TASK TO CARRY OUT: Edit the records below so that every "checkmark-icon" becomes "tick-icon", and keep everything else unchanged.

Annotated region listings:
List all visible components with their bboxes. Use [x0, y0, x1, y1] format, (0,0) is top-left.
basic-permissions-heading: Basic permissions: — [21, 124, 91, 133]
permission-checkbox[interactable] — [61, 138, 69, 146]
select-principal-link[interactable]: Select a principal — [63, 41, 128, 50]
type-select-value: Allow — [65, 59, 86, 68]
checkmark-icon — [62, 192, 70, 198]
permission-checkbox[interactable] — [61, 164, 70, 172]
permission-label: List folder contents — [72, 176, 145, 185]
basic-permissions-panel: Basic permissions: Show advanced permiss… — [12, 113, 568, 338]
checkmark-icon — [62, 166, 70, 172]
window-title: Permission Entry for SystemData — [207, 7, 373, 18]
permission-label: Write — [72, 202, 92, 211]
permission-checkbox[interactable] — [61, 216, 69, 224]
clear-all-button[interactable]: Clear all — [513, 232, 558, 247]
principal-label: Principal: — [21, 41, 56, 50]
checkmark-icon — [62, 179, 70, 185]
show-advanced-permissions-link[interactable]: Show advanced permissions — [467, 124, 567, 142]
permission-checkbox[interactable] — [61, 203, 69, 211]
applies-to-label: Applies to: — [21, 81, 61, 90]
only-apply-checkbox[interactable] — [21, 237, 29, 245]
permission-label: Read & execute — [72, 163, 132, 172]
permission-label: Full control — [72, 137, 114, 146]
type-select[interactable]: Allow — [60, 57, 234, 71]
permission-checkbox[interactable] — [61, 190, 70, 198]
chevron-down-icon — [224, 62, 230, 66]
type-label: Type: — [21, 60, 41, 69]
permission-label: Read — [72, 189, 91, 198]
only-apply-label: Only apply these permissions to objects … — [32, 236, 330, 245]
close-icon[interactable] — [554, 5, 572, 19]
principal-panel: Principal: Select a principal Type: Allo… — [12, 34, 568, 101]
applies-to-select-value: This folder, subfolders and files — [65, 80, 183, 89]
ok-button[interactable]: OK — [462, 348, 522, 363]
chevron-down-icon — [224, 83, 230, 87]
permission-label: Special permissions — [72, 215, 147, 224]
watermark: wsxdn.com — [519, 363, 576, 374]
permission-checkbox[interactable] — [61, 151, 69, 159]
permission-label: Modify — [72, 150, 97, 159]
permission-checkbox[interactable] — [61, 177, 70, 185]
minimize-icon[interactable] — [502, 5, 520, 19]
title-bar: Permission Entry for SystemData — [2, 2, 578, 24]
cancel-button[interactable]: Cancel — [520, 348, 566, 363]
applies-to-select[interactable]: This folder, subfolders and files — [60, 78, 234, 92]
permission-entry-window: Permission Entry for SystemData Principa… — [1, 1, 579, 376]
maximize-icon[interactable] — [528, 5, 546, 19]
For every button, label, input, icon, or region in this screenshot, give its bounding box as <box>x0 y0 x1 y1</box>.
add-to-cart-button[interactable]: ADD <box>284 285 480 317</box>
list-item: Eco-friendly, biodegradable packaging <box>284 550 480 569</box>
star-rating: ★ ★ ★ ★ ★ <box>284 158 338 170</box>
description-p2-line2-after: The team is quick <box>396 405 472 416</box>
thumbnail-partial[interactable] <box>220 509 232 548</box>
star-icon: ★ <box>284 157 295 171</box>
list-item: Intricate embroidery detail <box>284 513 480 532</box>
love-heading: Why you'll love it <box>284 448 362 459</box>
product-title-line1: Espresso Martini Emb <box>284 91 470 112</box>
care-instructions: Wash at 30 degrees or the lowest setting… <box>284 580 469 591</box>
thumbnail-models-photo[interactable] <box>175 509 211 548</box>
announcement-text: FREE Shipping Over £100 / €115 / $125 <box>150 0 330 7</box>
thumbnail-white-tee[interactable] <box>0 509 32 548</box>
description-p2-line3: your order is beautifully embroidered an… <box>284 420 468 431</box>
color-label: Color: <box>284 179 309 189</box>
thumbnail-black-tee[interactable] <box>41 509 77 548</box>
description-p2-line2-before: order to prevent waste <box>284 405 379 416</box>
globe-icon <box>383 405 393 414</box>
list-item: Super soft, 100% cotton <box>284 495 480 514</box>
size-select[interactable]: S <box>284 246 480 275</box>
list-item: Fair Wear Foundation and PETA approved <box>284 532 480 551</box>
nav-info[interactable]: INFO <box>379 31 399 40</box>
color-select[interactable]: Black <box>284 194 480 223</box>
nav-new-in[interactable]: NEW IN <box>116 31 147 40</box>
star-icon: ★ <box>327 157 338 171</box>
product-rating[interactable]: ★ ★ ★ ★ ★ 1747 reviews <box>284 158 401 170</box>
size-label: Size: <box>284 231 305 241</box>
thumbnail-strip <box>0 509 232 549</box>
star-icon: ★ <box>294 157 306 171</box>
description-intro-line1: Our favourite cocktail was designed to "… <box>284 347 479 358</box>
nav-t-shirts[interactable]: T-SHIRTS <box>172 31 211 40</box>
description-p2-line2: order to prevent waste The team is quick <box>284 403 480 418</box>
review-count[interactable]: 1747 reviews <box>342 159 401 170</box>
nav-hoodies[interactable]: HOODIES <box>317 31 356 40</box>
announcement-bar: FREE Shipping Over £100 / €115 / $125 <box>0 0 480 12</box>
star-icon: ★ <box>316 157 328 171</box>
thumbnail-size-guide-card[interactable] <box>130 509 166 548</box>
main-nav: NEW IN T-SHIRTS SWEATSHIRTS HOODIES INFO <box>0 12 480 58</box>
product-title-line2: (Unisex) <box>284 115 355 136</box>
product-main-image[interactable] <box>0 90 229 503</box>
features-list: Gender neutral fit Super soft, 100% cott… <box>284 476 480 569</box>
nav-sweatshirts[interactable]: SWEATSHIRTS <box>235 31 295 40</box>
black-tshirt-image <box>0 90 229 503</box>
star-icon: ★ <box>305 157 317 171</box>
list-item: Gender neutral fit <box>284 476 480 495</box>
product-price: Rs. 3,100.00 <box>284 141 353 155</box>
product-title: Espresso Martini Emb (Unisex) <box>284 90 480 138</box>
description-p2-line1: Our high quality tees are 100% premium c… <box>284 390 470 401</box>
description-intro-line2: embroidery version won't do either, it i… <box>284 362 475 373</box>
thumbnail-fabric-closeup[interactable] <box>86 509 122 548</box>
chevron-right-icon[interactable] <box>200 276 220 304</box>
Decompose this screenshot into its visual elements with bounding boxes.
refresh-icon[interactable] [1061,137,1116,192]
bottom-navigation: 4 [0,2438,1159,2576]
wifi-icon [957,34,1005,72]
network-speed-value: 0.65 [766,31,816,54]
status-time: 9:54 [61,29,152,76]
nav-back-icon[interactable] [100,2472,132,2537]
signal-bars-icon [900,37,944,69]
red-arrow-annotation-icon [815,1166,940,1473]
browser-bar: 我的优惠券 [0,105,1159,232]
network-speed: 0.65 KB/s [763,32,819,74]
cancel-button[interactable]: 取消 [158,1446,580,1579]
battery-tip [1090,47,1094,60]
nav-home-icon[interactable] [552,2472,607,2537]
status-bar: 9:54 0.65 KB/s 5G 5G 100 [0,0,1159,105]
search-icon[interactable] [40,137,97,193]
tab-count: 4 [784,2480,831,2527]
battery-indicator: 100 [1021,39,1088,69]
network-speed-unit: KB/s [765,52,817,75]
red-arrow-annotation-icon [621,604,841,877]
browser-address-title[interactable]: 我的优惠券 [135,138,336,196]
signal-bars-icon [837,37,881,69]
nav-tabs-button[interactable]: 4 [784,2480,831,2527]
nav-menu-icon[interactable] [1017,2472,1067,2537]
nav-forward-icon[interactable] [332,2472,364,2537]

ANSWER FOR THIS EXERCISE:
List all visible components with their bboxes. Use [x0, y0, x1, y1] format, (0,0) is top-left.
basic-permissions-heading: Basic permissions: — [21, 124, 91, 133]
permission-checkbox[interactable] — [61, 138, 69, 146]
select-principal-link[interactable]: Select a principal — [63, 41, 128, 50]
type-select-value: Allow — [65, 59, 86, 68]
tick-icon — [62, 192, 70, 198]
permission-checkbox[interactable] — [61, 164, 70, 172]
permission-label: List folder contents — [72, 176, 145, 185]
basic-permissions-panel: Basic permissions: Show advanced permiss… — [12, 113, 568, 338]
tick-icon — [62, 166, 70, 172]
window-title: Permission Entry for SystemData — [207, 7, 373, 18]
permission-label: Write — [72, 202, 92, 211]
permission-checkbox[interactable] — [61, 216, 69, 224]
clear-all-button[interactable]: Clear all — [513, 232, 558, 247]
principal-label: Principal: — [21, 41, 56, 50]
tick-icon — [62, 179, 70, 185]
show-advanced-permissions-link[interactable]: Show advanced permissions — [467, 124, 567, 142]
permission-checkbox[interactable] — [61, 203, 69, 211]
applies-to-label: Applies to: — [21, 81, 61, 90]
only-apply-checkbox[interactable] — [21, 237, 29, 245]
permission-label: Read & execute — [72, 163, 132, 172]
permission-label: Full control — [72, 137, 114, 146]
type-select[interactable]: Allow — [60, 57, 234, 71]
permission-checkbox[interactable] — [61, 190, 70, 198]
chevron-down-icon — [224, 62, 230, 66]
type-label: Type: — [21, 60, 41, 69]
permission-label: Read — [72, 189, 91, 198]
only-apply-label: Only apply these permissions to objects … — [32, 236, 330, 245]
close-icon[interactable] — [554, 5, 572, 19]
principal-panel: Principal: Select a principal Type: Allo… — [12, 34, 568, 101]
applies-to-select-value: This folder, subfolders and files — [65, 80, 183, 89]
ok-button[interactable]: OK — [462, 348, 522, 363]
chevron-down-icon — [224, 83, 230, 87]
permission-label: Special permissions — [72, 215, 147, 224]
watermark: wsxdn.com — [519, 363, 576, 374]
permission-checkbox[interactable] — [61, 151, 69, 159]
permission-label: Modify — [72, 150, 97, 159]
permission-checkbox[interactable] — [61, 177, 70, 185]
minimize-icon[interactable] — [502, 5, 520, 19]
title-bar: Permission Entry for SystemData — [2, 2, 578, 24]
cancel-button[interactable]: Cancel — [520, 348, 566, 363]
applies-to-select[interactable]: This folder, subfolders and files — [60, 78, 234, 92]
permission-entry-window: Permission Entry for SystemData Principa… — [1, 1, 579, 376]
maximize-icon[interactable] — [528, 5, 546, 19]
For every button, label, input, icon, or region in this screenshot, give its bounding box as <box>x0 y0 x1 y1</box>.
add-to-cart-button[interactable]: ADD <box>284 285 480 317</box>
list-item: Eco-friendly, biodegradable packaging <box>284 550 480 569</box>
star-rating: ★ ★ ★ ★ ★ <box>284 158 338 170</box>
description-p2-line2-after: The team is quick <box>396 405 472 416</box>
thumbnail-partial[interactable] <box>220 509 232 548</box>
star-icon: ★ <box>284 157 295 171</box>
list-item: Intricate embroidery detail <box>284 513 480 532</box>
love-heading: Why you'll love it <box>284 448 362 459</box>
product-title-line1: Espresso Martini Emb <box>284 91 470 112</box>
care-instructions: Wash at 30 degrees or the lowest setting… <box>284 580 469 591</box>
thumbnail-models-photo[interactable] <box>175 509 211 548</box>
announcement-text: FREE Shipping Over £100 / €115 / $125 <box>150 0 330 7</box>
thumbnail-white-tee[interactable] <box>0 509 32 548</box>
description-p2-line3: your order is beautifully embroidered an… <box>284 420 468 431</box>
color-label: Color: <box>284 179 309 189</box>
thumbnail-black-tee[interactable] <box>41 509 77 548</box>
description-p2-line2-before: order to prevent waste <box>284 405 379 416</box>
globe-icon <box>383 405 393 414</box>
list-item: Super soft, 100% cotton <box>284 495 480 514</box>
size-select[interactable]: S <box>284 246 480 275</box>
list-item: Fair Wear Foundation and PETA approved <box>284 532 480 551</box>
nav-info[interactable]: INFO <box>379 31 399 40</box>
color-select[interactable]: Black <box>284 194 480 223</box>
nav-new-in[interactable]: NEW IN <box>116 31 147 40</box>
star-icon: ★ <box>327 157 338 171</box>
product-rating[interactable]: ★ ★ ★ ★ ★ 1747 reviews <box>284 158 401 170</box>
size-label: Size: <box>284 231 305 241</box>
thumbnail-strip <box>0 509 232 549</box>
star-icon: ★ <box>294 157 306 171</box>
description-intro-line1: Our favourite cocktail was designed to "… <box>284 347 479 358</box>
nav-t-shirts[interactable]: T-SHIRTS <box>172 31 211 40</box>
description-p2-line2: order to prevent waste The team is quick <box>284 403 480 418</box>
review-count[interactable]: 1747 reviews <box>342 159 401 170</box>
nav-hoodies[interactable]: HOODIES <box>317 31 356 40</box>
announcement-bar: FREE Shipping Over £100 / €115 / $125 <box>0 0 480 12</box>
star-icon: ★ <box>316 157 328 171</box>
thumbnail-size-guide-card[interactable] <box>130 509 166 548</box>
main-nav: NEW IN T-SHIRTS SWEATSHIRTS HOODIES INFO <box>0 12 480 58</box>
product-title-line2: (Unisex) <box>284 115 355 136</box>
product-main-image[interactable] <box>0 90 229 503</box>
features-list: Gender neutral fit Super soft, 100% cott… <box>284 476 480 569</box>
nav-sweatshirts[interactable]: SWEATSHIRTS <box>235 31 295 40</box>
black-tshirt-image <box>0 90 229 503</box>
star-icon: ★ <box>305 157 317 171</box>
list-item: Gender neutral fit <box>284 476 480 495</box>
product-price: Rs. 3,100.00 <box>284 141 353 155</box>
product-title: Espresso Martini Emb (Unisex) <box>284 90 480 138</box>
description-p2-line1: Our high quality tees are 100% premium c… <box>284 390 470 401</box>
description-intro-line2: embroidery version won't do either, it i… <box>284 362 475 373</box>
thumbnail-fabric-closeup[interactable] <box>86 509 122 548</box>
chevron-right-icon[interactable] <box>200 276 220 304</box>
Decompose this screenshot into its visual elements with bounding boxes.
refresh-icon[interactable] [1061,137,1116,192]
bottom-navigation: 4 [0,2438,1159,2576]
wifi-icon [957,34,1005,72]
network-speed-value: 0.65 [766,31,816,54]
status-time: 9:54 [61,29,152,76]
nav-back-icon[interactable] [100,2472,132,2537]
signal-bars-icon [900,37,944,69]
red-arrow-annotation-icon [815,1166,940,1473]
browser-bar: 我的优惠券 [0,105,1159,232]
network-speed: 0.65 KB/s [763,32,819,74]
cancel-button[interactable]: 取消 [158,1446,580,1579]
battery-tip [1090,47,1094,60]
nav-home-icon[interactable] [552,2472,607,2537]
status-bar: 9:54 0.65 KB/s 5G 5G 100 [0,0,1159,105]
search-icon[interactable] [40,137,97,193]
tab-count: 4 [784,2480,831,2527]
battery-indicator: 100 [1021,39,1088,69]
network-speed-unit: KB/s [765,52,817,75]
red-arrow-annotation-icon [621,604,841,877]
browser-address-title[interactable]: 我的优惠券 [135,138,336,196]
signal-bars-icon [837,37,881,69]
nav-tabs-button[interactable]: 4 [784,2480,831,2527]
nav-menu-icon[interactable] [1017,2472,1067,2537]
nav-forward-icon[interactable] [332,2472,364,2537]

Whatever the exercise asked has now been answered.